▸ **TASK DIRECTIONS**:
Pull every line containing "veržlės" out of the material below.

▸ **TASK DATA**:

* * *

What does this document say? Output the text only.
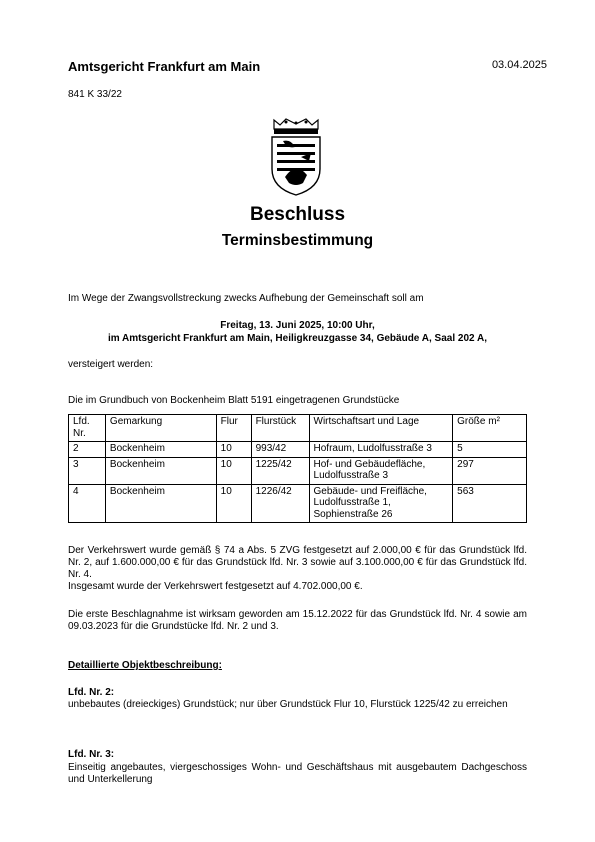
Amtsgericht Frankfurt am Main	03.04.2025
841 K 33/22
Beschluss
Terminsbestimmung
Im Wege der Zwangsvollstreckung zwecks Aufhebung der Gemeinschaft soll am
Freitag, 13. Juni 2025, 10:00 Uhr,
im Amtsgericht Frankfurt am Main, Heiligkreuzgasse 34, Gebäude A, Saal 202 A,
versteigert werden:
Die im Grundbuch von Bockenheim Blatt 5191 eingetragenen Grundstücke
Lfd. Nr.	Gemarkung	Flur	Flurstück	Wirtschaftsart und Lage	Größe m²
2	Bockenheim	10	993/42	Hofraum, Ludolfusstraße 3	5
3	Bockenheim	10	1225/42	Hof- und Gebäudefläche, Ludolfusstraße 3	297
4	Bockenheim	10	1226/42	Gebäude- und Freifläche, Ludolfusstraße 1, Sophienstraße 26	563
Der Verkehrswert wurde gemäß § 74 a Abs. 5 ZVG festgesetzt auf 2.000,00 € für das Grundstück lfd. Nr. 2, auf 1.600.000,00 € für das Grundstück lfd. Nr. 3 sowie auf 3.100.000,00 € für das Grundstück lfd. Nr. 4.
Insgesamt wurde der Verkehrswert festgesetzt auf 4.702.000,00 €.
Die erste Beschlagnahme ist wirksam geworden am 15.12.2022 für das Grundstück lfd. Nr. 4 sowie am 09.03.2023 für die Grundstücke lfd. Nr. 2 und 3.
Detaillierte Objektbeschreibung:
Lfd. Nr. 2:
unbebautes (dreieckiges) Grundstück; nur über Grundstück Flur 10, Flurstück 1225/42 zu erreichen
Lfd. Nr. 3:
Einseitig angebautes, viergeschossiges Wohn- und Geschäftshaus mit ausgebautem Dachgeschoss und Unterkellerung
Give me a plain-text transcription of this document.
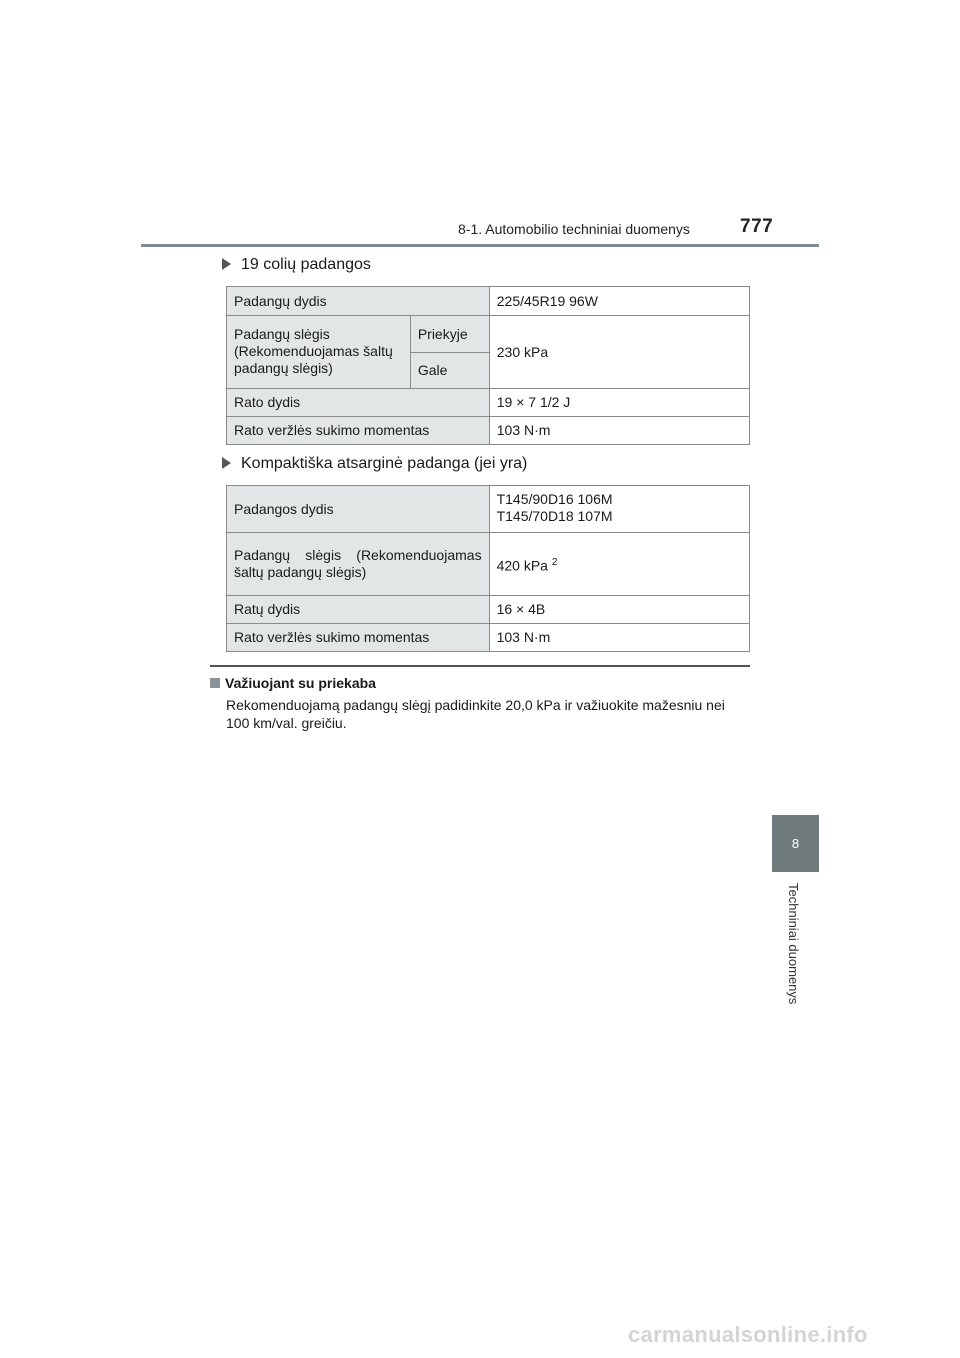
8-1. Automobilio techniniai duomenys	777
19 colių padangos
Padangų dydis		225/45R19 96W
Padangų slėgis (Rekomenduojamas šaltų padangų slėgis)	Priekyje	230 kPa
	Gale	
Rato dydis		19 × 7 1/2 J
Rato veržlės sukimo momentas		103 N·m
Kompaktiška atsarginė padanga (jei yra)
Padangos dydis	T145/90D16 106M
T145/70D18 107M

Padangų slėgis (Rekomenduojamas šaltų padangų slėgis)	420 kPa $^2$
Ratų dydis	16 × 4B
Rato veržlės sukimo momentas	103 N·m
Važiuojant su priekaba
Rekomenduojamą padangų slėgį padidinkite 20,0 kPa ir važiuokite mažesniu nei 100 km/val. greičiu.
8
Techniniai duomenys
carmanualsonline.info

* * *

▸ **TASK OUTPUT**:
Rato veržlės sukimo momentas		103 N·m
Rato veržlės sukimo momentas	103 N·m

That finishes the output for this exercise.